[Records from a data collection]
====

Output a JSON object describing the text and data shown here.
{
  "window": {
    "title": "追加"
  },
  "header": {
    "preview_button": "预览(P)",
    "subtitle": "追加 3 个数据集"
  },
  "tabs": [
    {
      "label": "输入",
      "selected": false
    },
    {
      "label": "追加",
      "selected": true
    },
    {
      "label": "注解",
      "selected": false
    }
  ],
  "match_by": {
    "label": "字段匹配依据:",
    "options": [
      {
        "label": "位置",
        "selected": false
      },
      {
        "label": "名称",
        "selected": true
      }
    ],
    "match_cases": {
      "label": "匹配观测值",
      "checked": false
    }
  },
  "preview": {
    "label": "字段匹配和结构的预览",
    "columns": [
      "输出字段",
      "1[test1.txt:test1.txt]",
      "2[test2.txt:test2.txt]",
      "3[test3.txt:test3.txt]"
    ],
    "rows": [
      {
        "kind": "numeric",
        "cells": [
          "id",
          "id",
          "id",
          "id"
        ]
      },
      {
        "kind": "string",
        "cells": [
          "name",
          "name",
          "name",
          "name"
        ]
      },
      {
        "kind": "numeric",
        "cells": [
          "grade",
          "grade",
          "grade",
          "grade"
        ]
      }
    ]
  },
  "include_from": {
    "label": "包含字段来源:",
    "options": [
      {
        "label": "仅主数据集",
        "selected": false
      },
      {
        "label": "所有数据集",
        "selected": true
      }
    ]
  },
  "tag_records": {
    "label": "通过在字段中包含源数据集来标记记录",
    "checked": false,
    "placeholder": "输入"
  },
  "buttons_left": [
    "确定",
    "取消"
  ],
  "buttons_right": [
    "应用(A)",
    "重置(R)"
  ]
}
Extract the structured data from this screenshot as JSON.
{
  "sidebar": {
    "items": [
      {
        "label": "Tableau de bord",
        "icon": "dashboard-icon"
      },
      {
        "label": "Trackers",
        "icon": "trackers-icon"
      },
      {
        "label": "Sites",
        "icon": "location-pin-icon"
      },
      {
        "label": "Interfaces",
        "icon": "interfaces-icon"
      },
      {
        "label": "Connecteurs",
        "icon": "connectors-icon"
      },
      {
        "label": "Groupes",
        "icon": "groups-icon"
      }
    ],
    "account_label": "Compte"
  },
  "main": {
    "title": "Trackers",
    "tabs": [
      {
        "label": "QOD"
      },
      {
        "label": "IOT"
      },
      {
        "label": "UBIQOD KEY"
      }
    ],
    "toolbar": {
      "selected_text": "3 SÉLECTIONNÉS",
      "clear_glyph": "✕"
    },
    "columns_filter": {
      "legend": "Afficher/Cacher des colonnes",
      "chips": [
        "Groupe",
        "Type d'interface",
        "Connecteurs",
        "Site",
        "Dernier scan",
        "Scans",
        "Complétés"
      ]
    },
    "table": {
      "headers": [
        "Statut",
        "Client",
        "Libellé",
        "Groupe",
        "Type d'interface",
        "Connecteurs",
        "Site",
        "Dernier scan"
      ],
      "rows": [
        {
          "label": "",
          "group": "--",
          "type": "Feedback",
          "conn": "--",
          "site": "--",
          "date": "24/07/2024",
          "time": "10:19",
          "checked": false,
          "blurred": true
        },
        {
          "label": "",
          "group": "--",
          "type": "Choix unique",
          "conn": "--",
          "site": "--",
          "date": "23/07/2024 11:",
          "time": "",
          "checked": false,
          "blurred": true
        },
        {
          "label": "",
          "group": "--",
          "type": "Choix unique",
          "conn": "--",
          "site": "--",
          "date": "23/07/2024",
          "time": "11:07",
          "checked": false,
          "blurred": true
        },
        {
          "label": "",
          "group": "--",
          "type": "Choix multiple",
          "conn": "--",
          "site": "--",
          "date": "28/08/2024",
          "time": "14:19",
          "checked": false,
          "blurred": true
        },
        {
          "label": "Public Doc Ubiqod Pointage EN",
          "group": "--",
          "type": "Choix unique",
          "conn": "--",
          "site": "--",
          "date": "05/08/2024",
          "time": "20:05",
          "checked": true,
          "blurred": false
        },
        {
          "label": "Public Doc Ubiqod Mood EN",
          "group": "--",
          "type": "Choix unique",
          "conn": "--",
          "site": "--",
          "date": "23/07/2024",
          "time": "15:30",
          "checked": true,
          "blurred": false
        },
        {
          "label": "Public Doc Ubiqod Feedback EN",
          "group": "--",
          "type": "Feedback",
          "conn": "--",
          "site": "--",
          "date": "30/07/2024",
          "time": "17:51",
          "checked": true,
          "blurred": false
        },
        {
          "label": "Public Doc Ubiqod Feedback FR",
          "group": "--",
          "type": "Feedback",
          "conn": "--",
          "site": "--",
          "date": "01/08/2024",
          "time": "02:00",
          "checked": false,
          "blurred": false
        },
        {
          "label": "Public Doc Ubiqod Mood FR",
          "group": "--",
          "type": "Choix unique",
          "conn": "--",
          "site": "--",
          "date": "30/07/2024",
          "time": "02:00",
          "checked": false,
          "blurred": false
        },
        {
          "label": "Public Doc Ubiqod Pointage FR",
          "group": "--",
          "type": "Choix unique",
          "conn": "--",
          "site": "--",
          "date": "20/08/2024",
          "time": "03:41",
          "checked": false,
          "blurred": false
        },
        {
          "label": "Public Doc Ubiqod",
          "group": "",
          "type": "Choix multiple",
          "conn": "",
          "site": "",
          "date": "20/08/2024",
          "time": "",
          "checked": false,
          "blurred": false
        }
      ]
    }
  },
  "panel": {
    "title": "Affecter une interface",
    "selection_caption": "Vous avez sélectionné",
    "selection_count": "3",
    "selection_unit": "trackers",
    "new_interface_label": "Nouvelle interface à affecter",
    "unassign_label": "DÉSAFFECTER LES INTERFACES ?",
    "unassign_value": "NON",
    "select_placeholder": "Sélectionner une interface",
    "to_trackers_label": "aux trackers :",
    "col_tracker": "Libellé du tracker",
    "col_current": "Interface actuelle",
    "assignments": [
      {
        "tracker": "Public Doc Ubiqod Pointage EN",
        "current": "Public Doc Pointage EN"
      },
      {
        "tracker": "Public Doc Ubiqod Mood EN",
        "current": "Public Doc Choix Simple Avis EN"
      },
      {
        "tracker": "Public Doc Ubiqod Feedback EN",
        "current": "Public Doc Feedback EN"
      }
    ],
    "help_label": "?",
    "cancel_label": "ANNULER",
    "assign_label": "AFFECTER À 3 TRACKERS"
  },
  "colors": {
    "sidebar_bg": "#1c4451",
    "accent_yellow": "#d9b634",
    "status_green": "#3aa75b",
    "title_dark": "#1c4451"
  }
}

====

Instructions to follow:
Reproduce the records above exactly.

Answer to this task:
Output a JSON object describing the text and data shown here.
{
  "window": {
    "title": "追加"
  },
  "header": {
    "preview_button": "预览(P)",
    "subtitle": "追加 3 个数据集"
  },
  "tabs": [
    {
      "label": "输入",
      "selected": false
    },
    {
      "label": "追加",
      "selected": true
    },
    {
      "label": "注解",
      "selected": false
    }
  ],
  "match_by": {
    "label": "字段匹配依据:",
    "options": [
      {
        "label": "位置",
        "selected": false
      },
      {
        "label": "名称",
        "selected": true
      }
    ],
    "match_cases": {
      "label": "匹配观测值",
      "checked": false
    }
  },
  "preview": {
    "label": "字段匹配和结构的预览",
    "columns": [
      "输出字段",
      "1[test1.txt:test1.txt]",
      "2[test2.txt:test2.txt]",
      "3[test3.txt:test3.txt]"
    ],
    "rows": [
      {
        "kind": "numeric",
        "cells": [
          "id",
          "id",
          "id",
          "id"
        ]
      },
      {
        "kind": "string",
        "cells": [
          "name",
          "name",
          "name",
          "name"
        ]
      },
      {
        "kind": "numeric",
        "cells": [
          "grade",
          "grade",
          "grade",
          "grade"
        ]
      }
    ]
  },
  "include_from": {
    "label": "包含字段来源:",
    "options": [
      {
        "label": "仅主数据集",
        "selected": false
      },
      {
        "label": "所有数据集",
        "selected": true
      }
    ]
  },
  "tag_records": {
    "label": "通过在字段中包含源数据集来标记记录",
    "checked": false,
    "placeholder": "输入"
  },
  "buttons_left": [
    "确定",
    "取消"
  ],
  "buttons_right": [
    "应用(A)",
    "重置(R)"
  ]
}
Extract the structured data from this screenshot as JSON.
{
  "sidebar": {
    "items": [
      {
        "label": "Tableau de bord",
        "icon": "dashboard-icon"
      },
      {
        "label": "Trackers",
        "icon": "trackers-icon"
      },
      {
        "label": "Sites",
        "icon": "location-pin-icon"
      },
      {
        "label": "Interfaces",
        "icon": "interfaces-icon"
      },
      {
        "label": "Connecteurs",
        "icon": "connectors-icon"
      },
      {
        "label": "Groupes",
        "icon": "groups-icon"
      }
    ],
    "account_label": "Compte"
  },
  "main": {
    "title": "Trackers",
    "tabs": [
      {
        "label": "QOD"
      },
      {
        "label": "IOT"
      },
      {
        "label": "UBIQOD KEY"
      }
    ],
    "toolbar": {
      "selected_text": "3 SÉLECTIONNÉS",
      "clear_glyph": "✕"
    },
    "columns_filter": {
      "legend": "Afficher/Cacher des colonnes",
      "chips": [
        "Groupe",
        "Type d'interface",
        "Connecteurs",
        "Site",
        "Dernier scan",
        "Scans",
        "Complétés"
      ]
    },
    "table": {
      "headers": [
        "Statut",
        "Client",
        "Libellé",
        "Groupe",
        "Type d'interface",
        "Connecteurs",
        "Site",
        "Dernier scan"
      ],
      "rows": [
        {
          "label": "",
          "group": "--",
          "type": "Feedback",
          "conn": "--",
          "site": "--",
          "date": "24/07/2024",
          "time": "10:19",
          "checked": false,
          "blurred": true
        },
        {
          "label": "",
          "group": "--",
          "type": "Choix unique",
          "conn": "--",
          "site": "--",
          "date": "23/07/2024 11:",
          "time": "",
          "checked": false,
          "blurred": true
        },
        {
          "label": "",
          "group": "--",
          "type": "Choix unique",
          "conn": "--",
          "site": "--",
          "date": "23/07/2024",
          "time": "11:07",
          "checked": false,
          "blurred": true
        },
        {
          "label": "",
          "group": "--",
          "type": "Choix multiple",
          "conn": "--",
          "site": "--",
          "date": "28/08/2024",
          "time": "14:19",
          "checked": false,
          "blurred": true
        },
        {
          "label": "Public Doc Ubiqod Pointage EN",
          "group": "--",
          "type": "Choix unique",
          "conn": "--",
          "site": "--",
          "date": "05/08/2024",
          "time": "20:05",
          "checked": true,
          "blurred": false
        },
        {
          "label": "Public Doc Ubiqod Mood EN",
          "group": "--",
          "type": "Choix unique",
          "conn": "--",
          "site": "--",
          "date": "23/07/2024",
          "time": "15:30",
          "checked": true,
          "blurred": false
        },
        {
          "label": "Public Doc Ubiqod Feedback EN",
          "group": "--",
          "type": "Feedback",
          "conn": "--",
          "site": "--",
          "date": "30/07/2024",
          "time": "17:51",
          "checked": true,
          "blurred": false
        },
        {
          "label": "Public Doc Ubiqod Feedback FR",
          "group": "--",
          "type": "Feedback",
          "conn": "--",
          "site": "--",
          "date": "01/08/2024",
          "time": "02:00",
          "checked": false,
          "blurred": false
        },
        {
          "label": "Public Doc Ubiqod Mood FR",
          "group": "--",
          "type": "Choix unique",
          "conn": "--",
          "site": "--",
          "date": "30/07/2024",
          "time": "02:00",
          "checked": false,
          "blurred": false
        },
        {
          "label": "Public Doc Ubiqod Pointage FR",
          "group": "--",
          "type": "Choix unique",
          "conn": "--",
          "site": "--",
          "date": "20/08/2024",
          "time": "03:41",
          "checked": false,
          "blurred": false
        },
        {
          "label": "Public Doc Ubiqod",
          "group": "",
          "type": "Choix multiple",
          "conn": "",
          "site": "",
          "date": "20/08/2024",
          "time": "",
          "checked": false,
          "blurred": false
        }
      ]
    }
  },
  "panel": {
    "title": "Affecter une interface",
    "selection_caption": "Vous avez sélectionné",
    "selection_count": "3",
    "selection_unit": "trackers",
    "new_interface_label": "Nouvelle interface à affecter",
    "unassign_label": "DÉSAFFECTER LES INTERFACES ?",
    "unassign_value": "NON",
    "select_placeholder": "Sélectionner une interface",
    "to_trackers_label": "aux trackers :",
    "col_tracker": "Libellé du tracker",
    "col_current": "Interface actuelle",
    "assignments": [
      {
        "tracker": "Public Doc Ubiqod Pointage EN",
        "current": "Public Doc Pointage EN"
      },
      {
        "tracker": "Public Doc Ubiqod Mood EN",
        "current": "Public Doc Choix Simple Avis EN"
      },
      {
        "tracker": "Public Doc Ubiqod Feedback EN",
        "current": "Public Doc Feedback EN"
      }
    ],
    "help_label": "?",
    "cancel_label": "ANNULER",
    "assign_label": "AFFECTER À 3 TRACKERS"
  },
  "colors": {
    "sidebar_bg": "#1c4451",
    "accent_yellow": "#d9b634",
    "status_green": "#3aa75b",
    "title_dark": "#1c4451"
  }
}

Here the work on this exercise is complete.